EXERCISE DESCRIPTION:
Determine the number of lines that have the string "type" in them, and give only that number.

---------- INFORMATION PROVIDED ----------

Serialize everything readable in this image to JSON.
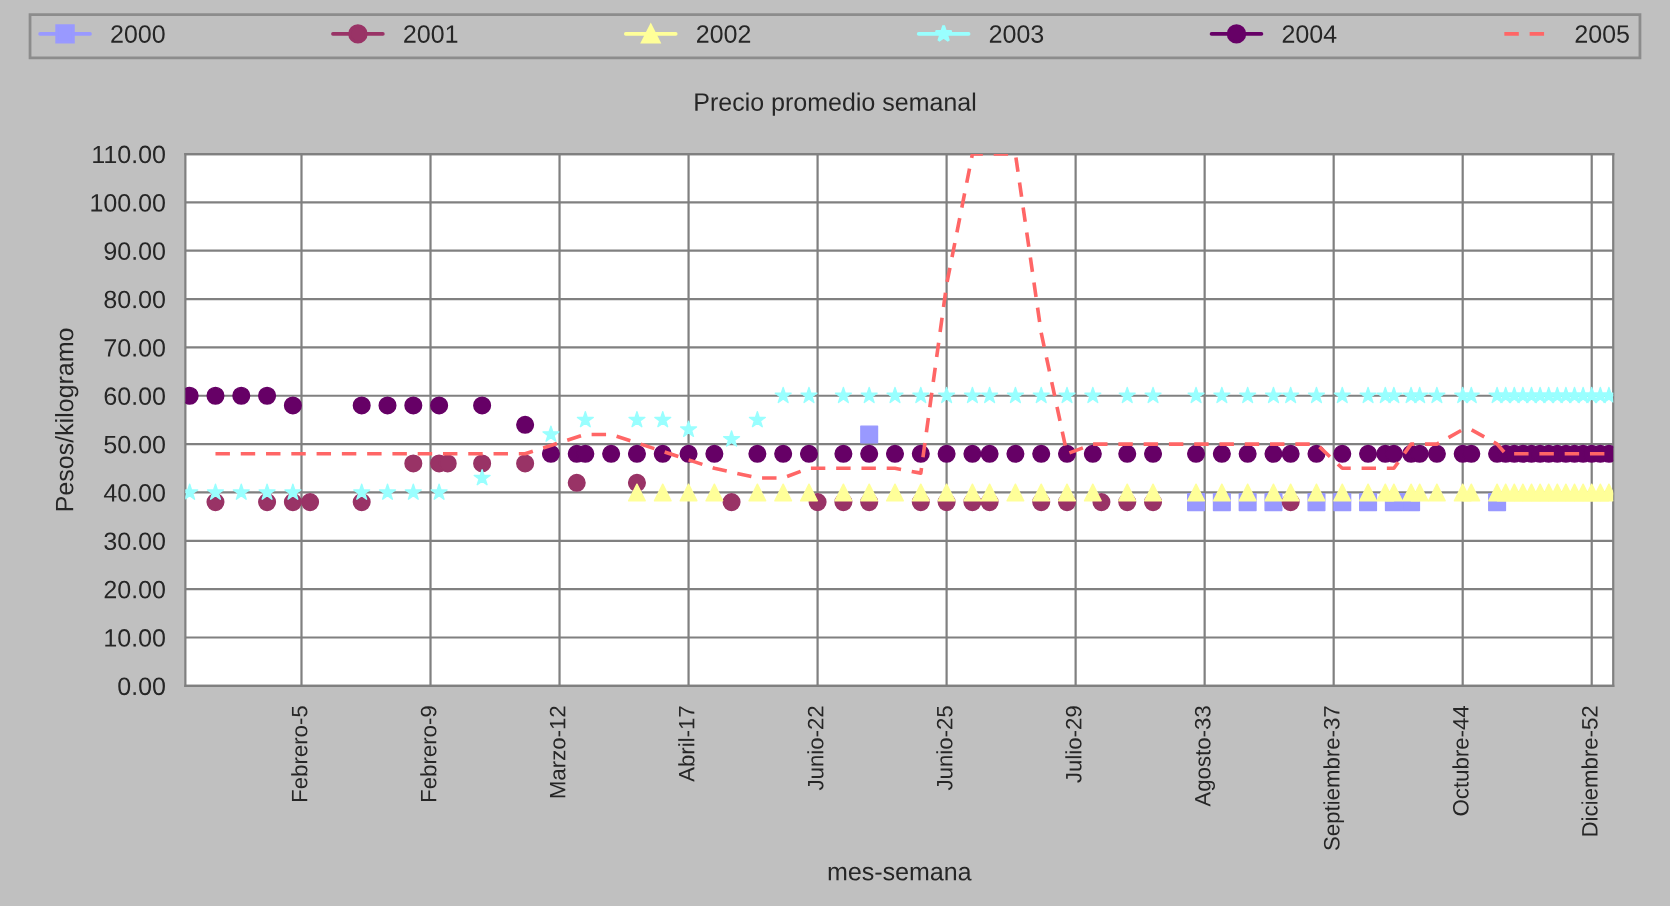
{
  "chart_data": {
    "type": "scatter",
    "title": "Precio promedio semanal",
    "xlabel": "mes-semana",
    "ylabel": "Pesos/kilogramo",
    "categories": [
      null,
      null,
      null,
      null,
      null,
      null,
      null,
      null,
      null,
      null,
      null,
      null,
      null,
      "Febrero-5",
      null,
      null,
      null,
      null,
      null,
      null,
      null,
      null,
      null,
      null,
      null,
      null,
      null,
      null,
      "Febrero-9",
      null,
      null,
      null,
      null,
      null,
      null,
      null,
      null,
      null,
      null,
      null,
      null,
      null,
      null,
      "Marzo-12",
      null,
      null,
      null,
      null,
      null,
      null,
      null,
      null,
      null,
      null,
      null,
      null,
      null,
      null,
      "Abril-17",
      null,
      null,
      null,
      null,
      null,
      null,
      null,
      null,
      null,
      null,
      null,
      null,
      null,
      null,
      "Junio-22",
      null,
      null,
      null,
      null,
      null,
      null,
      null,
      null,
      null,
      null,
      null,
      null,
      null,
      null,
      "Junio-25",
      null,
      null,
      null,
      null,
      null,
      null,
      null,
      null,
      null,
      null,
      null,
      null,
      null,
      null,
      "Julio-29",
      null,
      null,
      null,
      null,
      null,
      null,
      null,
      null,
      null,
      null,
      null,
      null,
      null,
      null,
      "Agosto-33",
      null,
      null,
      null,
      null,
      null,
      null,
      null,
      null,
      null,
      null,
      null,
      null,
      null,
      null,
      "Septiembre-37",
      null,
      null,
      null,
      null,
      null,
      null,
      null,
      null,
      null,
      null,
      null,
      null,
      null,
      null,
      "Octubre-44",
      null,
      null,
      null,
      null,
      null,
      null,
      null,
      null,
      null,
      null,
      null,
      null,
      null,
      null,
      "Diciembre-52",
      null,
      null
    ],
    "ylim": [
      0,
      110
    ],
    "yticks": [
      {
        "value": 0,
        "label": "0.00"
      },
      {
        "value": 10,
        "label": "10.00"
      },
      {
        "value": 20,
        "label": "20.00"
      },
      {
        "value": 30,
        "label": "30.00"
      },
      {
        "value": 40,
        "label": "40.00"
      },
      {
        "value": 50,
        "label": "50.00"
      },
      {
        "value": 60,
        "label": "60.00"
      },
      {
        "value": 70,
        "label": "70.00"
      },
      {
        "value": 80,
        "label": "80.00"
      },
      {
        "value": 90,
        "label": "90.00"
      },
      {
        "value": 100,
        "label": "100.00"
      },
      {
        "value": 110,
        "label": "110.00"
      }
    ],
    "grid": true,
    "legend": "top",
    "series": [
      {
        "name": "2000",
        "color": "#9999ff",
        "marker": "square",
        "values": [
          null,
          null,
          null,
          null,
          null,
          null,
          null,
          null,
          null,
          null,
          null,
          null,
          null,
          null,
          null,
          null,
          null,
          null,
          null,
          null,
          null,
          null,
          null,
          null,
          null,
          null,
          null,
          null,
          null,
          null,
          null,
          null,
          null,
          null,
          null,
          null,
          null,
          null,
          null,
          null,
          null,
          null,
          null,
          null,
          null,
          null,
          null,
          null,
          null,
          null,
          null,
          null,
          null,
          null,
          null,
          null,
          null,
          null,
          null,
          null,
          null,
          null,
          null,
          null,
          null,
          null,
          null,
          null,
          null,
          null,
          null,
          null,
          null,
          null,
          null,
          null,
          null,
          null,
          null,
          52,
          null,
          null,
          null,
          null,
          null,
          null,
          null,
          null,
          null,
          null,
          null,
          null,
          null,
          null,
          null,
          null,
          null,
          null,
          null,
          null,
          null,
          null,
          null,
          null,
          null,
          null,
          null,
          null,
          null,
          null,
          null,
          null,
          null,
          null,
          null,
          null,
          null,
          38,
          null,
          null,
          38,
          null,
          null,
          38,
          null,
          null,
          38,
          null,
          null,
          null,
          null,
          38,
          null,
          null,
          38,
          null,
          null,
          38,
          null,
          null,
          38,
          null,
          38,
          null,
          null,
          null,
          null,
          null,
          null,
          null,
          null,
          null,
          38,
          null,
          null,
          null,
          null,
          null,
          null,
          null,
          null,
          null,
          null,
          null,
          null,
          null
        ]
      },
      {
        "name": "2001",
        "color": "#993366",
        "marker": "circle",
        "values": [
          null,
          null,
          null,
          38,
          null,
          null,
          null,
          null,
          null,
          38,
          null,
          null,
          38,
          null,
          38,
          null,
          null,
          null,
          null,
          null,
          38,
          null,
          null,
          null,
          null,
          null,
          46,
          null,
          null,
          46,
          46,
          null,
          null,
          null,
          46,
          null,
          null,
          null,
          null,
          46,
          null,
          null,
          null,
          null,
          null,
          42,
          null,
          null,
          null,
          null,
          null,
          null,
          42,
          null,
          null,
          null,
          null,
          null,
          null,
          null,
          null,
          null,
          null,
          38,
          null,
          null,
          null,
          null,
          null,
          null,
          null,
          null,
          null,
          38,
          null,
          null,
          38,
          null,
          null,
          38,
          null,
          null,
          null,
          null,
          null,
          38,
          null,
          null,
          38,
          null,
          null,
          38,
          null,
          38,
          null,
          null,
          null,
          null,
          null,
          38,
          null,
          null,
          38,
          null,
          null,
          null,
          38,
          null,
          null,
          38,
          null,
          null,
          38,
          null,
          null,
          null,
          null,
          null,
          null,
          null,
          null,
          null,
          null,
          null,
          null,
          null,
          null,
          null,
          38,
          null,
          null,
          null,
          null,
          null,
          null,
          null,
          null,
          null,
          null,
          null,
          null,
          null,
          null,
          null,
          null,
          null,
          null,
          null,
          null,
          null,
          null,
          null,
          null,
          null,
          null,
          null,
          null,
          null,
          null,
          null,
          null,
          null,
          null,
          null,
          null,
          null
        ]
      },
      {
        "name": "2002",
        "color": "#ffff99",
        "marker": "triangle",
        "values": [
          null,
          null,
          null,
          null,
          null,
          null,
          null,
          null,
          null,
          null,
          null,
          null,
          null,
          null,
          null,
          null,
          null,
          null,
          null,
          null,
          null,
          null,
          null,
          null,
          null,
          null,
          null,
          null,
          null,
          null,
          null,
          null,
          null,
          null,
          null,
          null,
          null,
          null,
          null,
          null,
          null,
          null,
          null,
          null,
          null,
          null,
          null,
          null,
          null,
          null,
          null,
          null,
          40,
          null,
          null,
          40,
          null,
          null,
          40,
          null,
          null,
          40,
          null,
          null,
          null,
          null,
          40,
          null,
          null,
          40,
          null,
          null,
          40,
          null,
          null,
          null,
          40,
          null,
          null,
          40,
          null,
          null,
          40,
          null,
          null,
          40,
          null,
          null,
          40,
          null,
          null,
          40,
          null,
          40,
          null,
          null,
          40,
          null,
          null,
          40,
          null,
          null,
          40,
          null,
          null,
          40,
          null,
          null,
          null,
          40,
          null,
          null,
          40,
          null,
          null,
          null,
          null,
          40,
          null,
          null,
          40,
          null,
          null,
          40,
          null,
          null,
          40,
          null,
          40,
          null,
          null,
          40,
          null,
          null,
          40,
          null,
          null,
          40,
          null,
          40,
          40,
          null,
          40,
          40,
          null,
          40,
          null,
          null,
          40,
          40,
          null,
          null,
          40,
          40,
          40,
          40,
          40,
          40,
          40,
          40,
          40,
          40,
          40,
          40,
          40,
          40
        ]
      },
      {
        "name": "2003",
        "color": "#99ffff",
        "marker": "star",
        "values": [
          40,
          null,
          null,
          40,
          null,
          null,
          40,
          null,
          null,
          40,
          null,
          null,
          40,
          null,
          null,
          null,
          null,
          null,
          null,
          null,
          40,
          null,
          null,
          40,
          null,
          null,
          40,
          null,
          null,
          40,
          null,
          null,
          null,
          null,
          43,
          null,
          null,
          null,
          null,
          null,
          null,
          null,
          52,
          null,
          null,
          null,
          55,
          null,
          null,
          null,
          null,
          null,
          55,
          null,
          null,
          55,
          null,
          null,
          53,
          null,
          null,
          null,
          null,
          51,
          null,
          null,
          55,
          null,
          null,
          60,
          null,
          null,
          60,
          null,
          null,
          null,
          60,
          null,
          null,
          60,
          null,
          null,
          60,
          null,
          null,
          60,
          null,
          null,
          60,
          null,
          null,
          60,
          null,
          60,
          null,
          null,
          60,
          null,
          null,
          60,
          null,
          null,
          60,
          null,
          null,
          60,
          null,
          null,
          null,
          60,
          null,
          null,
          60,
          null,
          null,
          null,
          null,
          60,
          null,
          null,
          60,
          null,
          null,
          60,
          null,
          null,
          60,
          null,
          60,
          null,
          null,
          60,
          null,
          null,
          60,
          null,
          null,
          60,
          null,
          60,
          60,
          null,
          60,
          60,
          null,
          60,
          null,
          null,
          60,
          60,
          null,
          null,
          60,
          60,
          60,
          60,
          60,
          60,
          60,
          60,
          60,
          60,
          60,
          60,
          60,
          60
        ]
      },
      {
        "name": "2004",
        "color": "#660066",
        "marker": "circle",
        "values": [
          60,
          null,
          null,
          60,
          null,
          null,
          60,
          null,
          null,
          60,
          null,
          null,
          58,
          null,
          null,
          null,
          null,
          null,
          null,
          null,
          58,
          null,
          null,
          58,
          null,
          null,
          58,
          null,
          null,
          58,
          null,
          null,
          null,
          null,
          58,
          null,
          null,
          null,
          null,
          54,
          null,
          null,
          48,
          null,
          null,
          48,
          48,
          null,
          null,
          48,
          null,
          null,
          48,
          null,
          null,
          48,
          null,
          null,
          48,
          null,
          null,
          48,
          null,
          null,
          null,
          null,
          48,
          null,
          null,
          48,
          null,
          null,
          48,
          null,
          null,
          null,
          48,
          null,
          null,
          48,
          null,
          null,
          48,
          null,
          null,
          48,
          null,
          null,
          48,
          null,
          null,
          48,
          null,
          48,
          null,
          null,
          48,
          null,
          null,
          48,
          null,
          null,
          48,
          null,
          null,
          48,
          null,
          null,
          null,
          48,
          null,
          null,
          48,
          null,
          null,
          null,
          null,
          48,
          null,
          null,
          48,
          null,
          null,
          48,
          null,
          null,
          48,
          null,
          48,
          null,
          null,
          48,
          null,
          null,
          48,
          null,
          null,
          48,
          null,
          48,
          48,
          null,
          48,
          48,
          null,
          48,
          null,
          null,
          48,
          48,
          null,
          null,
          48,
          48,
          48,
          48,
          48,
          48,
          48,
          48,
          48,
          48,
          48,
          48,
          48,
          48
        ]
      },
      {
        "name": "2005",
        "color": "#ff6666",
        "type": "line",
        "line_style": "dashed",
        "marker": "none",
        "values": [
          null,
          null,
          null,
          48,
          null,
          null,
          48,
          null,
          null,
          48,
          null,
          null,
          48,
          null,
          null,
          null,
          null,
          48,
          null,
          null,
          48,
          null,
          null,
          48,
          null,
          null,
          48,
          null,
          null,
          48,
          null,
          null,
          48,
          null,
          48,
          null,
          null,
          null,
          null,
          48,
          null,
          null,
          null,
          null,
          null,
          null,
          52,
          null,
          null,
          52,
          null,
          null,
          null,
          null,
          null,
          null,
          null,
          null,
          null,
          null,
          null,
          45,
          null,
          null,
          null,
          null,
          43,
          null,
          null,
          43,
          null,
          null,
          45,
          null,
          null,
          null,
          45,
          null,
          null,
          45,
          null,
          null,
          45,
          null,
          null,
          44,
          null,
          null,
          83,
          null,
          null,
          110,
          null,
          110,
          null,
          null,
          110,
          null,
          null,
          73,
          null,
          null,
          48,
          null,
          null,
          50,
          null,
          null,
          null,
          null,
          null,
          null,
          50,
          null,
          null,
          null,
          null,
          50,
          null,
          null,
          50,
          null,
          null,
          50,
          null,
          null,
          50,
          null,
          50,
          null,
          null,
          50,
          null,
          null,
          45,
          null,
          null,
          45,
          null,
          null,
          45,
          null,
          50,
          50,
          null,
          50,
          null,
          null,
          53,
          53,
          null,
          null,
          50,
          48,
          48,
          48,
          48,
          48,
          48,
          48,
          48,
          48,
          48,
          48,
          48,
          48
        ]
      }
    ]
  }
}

----------
---------- INFORMATION PROVIDED ----------

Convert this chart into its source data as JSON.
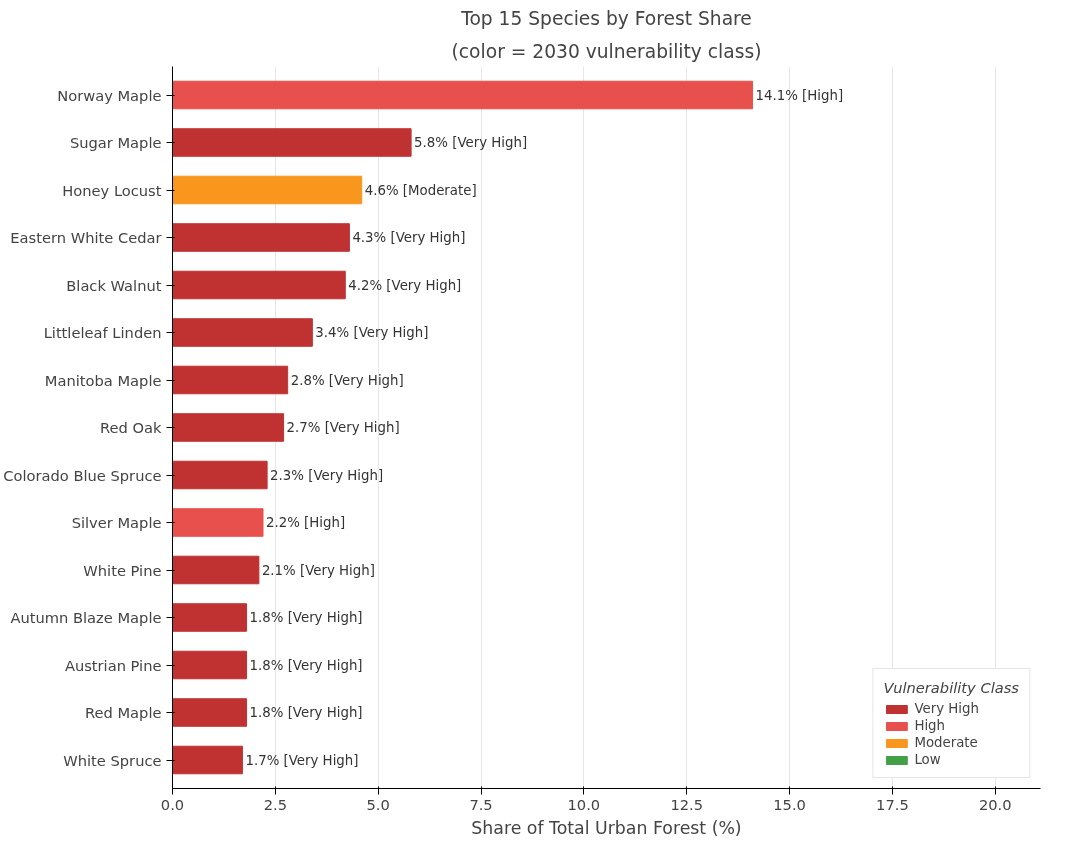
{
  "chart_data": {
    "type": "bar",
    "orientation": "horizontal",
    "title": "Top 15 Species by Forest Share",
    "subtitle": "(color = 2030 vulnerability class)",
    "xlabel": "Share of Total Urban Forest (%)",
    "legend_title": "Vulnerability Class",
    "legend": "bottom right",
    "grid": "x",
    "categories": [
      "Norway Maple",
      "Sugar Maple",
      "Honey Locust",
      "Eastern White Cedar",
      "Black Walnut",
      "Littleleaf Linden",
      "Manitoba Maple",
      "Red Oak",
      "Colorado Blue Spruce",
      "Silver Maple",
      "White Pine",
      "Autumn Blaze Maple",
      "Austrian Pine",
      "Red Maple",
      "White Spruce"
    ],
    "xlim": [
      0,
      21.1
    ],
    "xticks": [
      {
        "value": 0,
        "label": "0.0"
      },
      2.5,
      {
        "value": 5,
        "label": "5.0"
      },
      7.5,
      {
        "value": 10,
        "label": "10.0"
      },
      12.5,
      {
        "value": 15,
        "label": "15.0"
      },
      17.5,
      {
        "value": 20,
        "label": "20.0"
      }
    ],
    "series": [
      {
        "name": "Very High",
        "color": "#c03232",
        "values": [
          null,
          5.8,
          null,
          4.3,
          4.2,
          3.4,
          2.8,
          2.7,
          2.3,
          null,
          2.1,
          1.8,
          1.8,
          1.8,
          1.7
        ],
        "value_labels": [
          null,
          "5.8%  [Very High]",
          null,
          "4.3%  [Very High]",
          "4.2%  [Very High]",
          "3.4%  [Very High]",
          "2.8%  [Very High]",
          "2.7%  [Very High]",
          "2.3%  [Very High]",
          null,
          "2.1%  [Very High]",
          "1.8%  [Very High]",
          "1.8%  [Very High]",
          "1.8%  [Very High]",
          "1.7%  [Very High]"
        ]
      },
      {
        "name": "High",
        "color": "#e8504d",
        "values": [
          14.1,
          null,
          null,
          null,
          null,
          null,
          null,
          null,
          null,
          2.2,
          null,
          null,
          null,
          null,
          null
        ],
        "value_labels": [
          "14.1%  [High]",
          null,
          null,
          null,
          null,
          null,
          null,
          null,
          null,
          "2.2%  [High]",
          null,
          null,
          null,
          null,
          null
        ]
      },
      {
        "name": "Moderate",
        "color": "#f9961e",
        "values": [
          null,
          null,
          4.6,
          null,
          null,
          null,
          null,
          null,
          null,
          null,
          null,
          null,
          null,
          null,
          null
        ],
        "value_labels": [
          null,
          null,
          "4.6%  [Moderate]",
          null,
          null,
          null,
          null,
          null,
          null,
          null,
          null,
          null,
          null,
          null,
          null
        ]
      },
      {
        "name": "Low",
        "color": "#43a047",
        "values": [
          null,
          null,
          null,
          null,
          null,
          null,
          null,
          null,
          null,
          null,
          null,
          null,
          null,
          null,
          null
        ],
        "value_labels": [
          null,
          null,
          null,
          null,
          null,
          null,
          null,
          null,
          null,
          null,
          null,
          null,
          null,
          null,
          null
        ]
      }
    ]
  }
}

----------
---------- INFORMATION PROVIDED ----------

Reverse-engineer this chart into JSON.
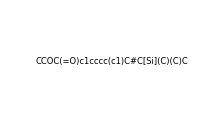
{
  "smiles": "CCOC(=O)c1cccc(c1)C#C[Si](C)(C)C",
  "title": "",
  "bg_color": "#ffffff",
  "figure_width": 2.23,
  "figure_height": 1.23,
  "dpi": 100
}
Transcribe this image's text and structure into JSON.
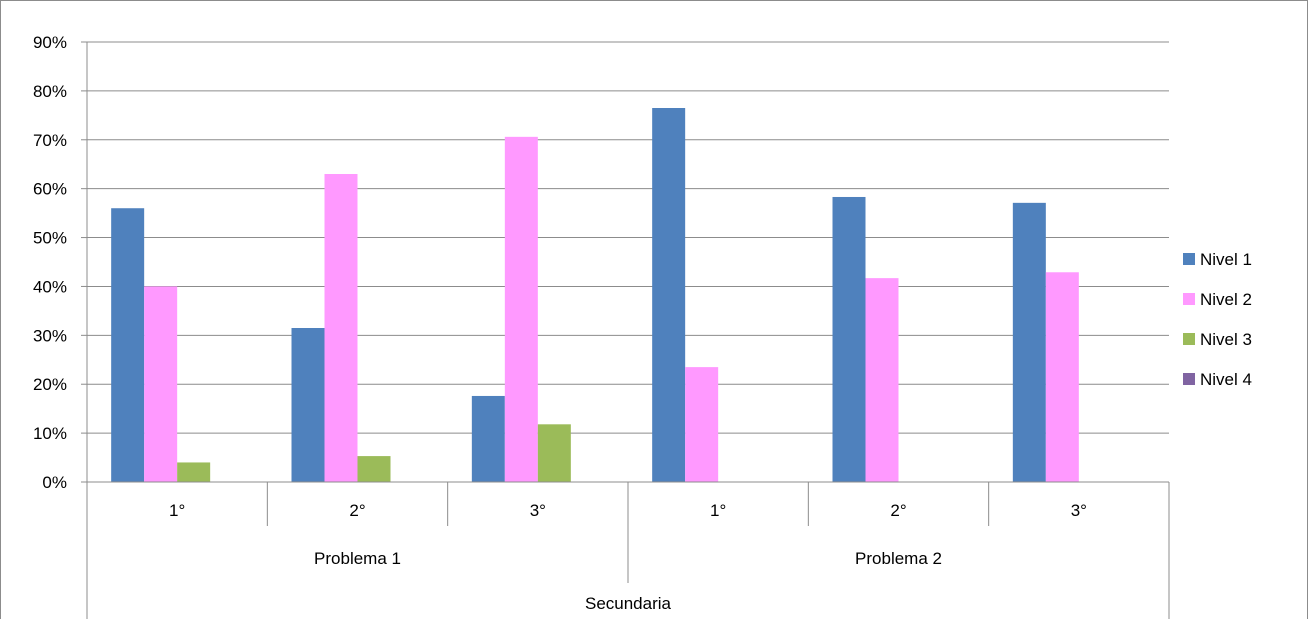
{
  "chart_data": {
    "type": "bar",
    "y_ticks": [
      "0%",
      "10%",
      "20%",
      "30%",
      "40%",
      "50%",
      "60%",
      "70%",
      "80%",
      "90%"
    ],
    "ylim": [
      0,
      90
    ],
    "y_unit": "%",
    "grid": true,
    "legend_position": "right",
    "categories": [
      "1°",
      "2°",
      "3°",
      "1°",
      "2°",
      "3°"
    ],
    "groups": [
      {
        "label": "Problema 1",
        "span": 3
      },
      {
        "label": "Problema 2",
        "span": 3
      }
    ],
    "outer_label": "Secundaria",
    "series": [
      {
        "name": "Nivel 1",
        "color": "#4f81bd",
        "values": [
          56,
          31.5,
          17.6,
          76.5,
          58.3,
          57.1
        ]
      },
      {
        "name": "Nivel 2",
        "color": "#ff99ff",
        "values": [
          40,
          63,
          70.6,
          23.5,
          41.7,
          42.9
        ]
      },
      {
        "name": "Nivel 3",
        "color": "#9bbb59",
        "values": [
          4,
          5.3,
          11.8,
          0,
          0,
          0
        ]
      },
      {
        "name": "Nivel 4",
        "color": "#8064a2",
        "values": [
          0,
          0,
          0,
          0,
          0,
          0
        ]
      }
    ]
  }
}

----------

ANSWER TO THIS EXERCISE:
4